Write the material out again exactly.

== INPUT FOR THIS TASK

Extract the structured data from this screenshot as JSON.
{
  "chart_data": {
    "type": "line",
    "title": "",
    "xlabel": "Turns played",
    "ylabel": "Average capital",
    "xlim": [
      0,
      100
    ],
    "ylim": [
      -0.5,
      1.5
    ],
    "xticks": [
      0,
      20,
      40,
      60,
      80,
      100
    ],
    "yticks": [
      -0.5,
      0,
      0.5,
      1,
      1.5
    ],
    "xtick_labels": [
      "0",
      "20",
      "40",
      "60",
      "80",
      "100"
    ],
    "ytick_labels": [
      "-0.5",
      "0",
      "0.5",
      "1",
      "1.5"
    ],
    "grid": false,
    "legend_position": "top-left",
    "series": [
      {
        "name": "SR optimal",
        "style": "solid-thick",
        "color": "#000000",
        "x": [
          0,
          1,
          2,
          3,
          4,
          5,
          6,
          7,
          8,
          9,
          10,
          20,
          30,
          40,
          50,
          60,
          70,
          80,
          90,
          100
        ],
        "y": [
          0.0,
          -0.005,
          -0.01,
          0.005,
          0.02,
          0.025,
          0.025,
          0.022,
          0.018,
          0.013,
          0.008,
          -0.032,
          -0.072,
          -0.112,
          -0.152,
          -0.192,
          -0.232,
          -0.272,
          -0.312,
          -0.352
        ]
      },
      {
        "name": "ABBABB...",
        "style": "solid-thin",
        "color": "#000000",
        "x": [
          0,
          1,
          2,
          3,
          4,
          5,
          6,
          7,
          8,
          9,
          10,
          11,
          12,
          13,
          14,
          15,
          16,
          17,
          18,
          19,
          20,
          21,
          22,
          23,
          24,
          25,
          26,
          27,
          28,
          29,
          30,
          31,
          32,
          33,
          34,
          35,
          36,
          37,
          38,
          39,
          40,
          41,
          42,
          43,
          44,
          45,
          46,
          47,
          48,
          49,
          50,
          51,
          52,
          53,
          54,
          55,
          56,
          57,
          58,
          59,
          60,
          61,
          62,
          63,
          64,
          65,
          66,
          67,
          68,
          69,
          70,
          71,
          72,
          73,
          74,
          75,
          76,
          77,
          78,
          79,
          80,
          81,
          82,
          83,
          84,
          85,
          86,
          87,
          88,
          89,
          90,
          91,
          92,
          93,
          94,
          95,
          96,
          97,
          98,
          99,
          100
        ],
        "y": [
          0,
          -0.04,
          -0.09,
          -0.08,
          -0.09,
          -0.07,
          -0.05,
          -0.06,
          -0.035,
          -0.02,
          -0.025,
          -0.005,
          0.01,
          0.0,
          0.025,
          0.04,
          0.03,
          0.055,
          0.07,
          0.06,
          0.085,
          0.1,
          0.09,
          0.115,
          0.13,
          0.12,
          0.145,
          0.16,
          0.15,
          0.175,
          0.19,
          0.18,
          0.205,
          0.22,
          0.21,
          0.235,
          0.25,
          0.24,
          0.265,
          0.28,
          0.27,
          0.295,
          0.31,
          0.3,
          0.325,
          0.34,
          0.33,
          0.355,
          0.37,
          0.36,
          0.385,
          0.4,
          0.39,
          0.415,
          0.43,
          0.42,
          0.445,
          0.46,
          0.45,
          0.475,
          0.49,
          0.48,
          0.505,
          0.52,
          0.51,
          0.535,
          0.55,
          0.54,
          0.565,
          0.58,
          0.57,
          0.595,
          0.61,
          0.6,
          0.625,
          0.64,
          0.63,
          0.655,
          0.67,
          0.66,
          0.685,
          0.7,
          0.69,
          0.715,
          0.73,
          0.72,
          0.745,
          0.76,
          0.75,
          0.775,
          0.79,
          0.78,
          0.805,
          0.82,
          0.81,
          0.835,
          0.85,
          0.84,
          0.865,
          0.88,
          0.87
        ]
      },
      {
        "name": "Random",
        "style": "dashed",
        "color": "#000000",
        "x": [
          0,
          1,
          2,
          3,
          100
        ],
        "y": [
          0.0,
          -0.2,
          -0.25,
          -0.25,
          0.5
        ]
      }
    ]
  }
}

====

### TASK SOLUTION
Extract the structured data from this screenshot as JSON.
{
  "chart_data": {
    "type": "line",
    "title": "",
    "xlabel": "Turns played",
    "ylabel": "Average capital",
    "xlim": [
      0,
      100
    ],
    "ylim": [
      -0.5,
      1.5
    ],
    "xticks": [
      0,
      20,
      40,
      60,
      80,
      100
    ],
    "yticks": [
      -0.5,
      0,
      0.5,
      1,
      1.5
    ],
    "xtick_labels": [
      "0",
      "20",
      "40",
      "60",
      "80",
      "100"
    ],
    "ytick_labels": [
      "-0.5",
      "0",
      "0.5",
      "1",
      "1.5"
    ],
    "grid": false,
    "legend_position": "top-left",
    "series": [
      {
        "name": "SR optimal",
        "style": "solid-thick",
        "color": "#000000",
        "x": [
          0,
          1,
          2,
          3,
          4,
          5,
          6,
          7,
          8,
          9,
          10,
          20,
          30,
          40,
          50,
          60,
          70,
          80,
          90,
          100
        ],
        "y": [
          0.0,
          -0.005,
          -0.01,
          0.005,
          0.02,
          0.025,
          0.025,
          0.022,
          0.018,
          0.013,
          0.008,
          -0.032,
          -0.072,
          -0.112,
          -0.152,
          -0.192,
          -0.232,
          -0.272,
          -0.312,
          -0.352
        ]
      },
      {
        "name": "ABBABB...",
        "style": "solid-thin",
        "color": "#000000",
        "x": [
          0,
          1,
          2,
          3,
          4,
          5,
          6,
          7,
          8,
          9,
          10,
          11,
          12,
          13,
          14,
          15,
          16,
          17,
          18,
          19,
          20,
          21,
          22,
          23,
          24,
          25,
          26,
          27,
          28,
          29,
          30,
          31,
          32,
          33,
          34,
          35,
          36,
          37,
          38,
          39,
          40,
          41,
          42,
          43,
          44,
          45,
          46,
          47,
          48,
          49,
          50,
          51,
          52,
          53,
          54,
          55,
          56,
          57,
          58,
          59,
          60,
          61,
          62,
          63,
          64,
          65,
          66,
          67,
          68,
          69,
          70,
          71,
          72,
          73,
          74,
          75,
          76,
          77,
          78,
          79,
          80,
          81,
          82,
          83,
          84,
          85,
          86,
          87,
          88,
          89,
          90,
          91,
          92,
          93,
          94,
          95,
          96,
          97,
          98,
          99,
          100
        ],
        "y": [
          0,
          -0.04,
          -0.09,
          -0.08,
          -0.09,
          -0.07,
          -0.05,
          -0.06,
          -0.035,
          -0.02,
          -0.025,
          -0.005,
          0.01,
          0.0,
          0.025,
          0.04,
          0.03,
          0.055,
          0.07,
          0.06,
          0.085,
          0.1,
          0.09,
          0.115,
          0.13,
          0.12,
          0.145,
          0.16,
          0.15,
          0.175,
          0.19,
          0.18,
          0.205,
          0.22,
          0.21,
          0.235,
          0.25,
          0.24,
          0.265,
          0.28,
          0.27,
          0.295,
          0.31,
          0.3,
          0.325,
          0.34,
          0.33,
          0.355,
          0.37,
          0.36,
          0.385,
          0.4,
          0.39,
          0.415,
          0.43,
          0.42,
          0.445,
          0.46,
          0.45,
          0.475,
          0.49,
          0.48,
          0.505,
          0.52,
          0.51,
          0.535,
          0.55,
          0.54,
          0.565,
          0.58,
          0.57,
          0.595,
          0.61,
          0.6,
          0.625,
          0.64,
          0.63,
          0.655,
          0.67,
          0.66,
          0.685,
          0.7,
          0.69,
          0.715,
          0.73,
          0.72,
          0.745,
          0.76,
          0.75,
          0.775,
          0.79,
          0.78,
          0.805,
          0.82,
          0.81,
          0.835,
          0.85,
          0.84,
          0.865,
          0.88,
          0.87
        ]
      },
      {
        "name": "Random",
        "style": "dashed",
        "color": "#000000",
        "x": [
          0,
          1,
          2,
          3,
          100
        ],
        "y": [
          0.0,
          -0.2,
          -0.25,
          -0.25,
          0.5
        ]
      }
    ]
  }
}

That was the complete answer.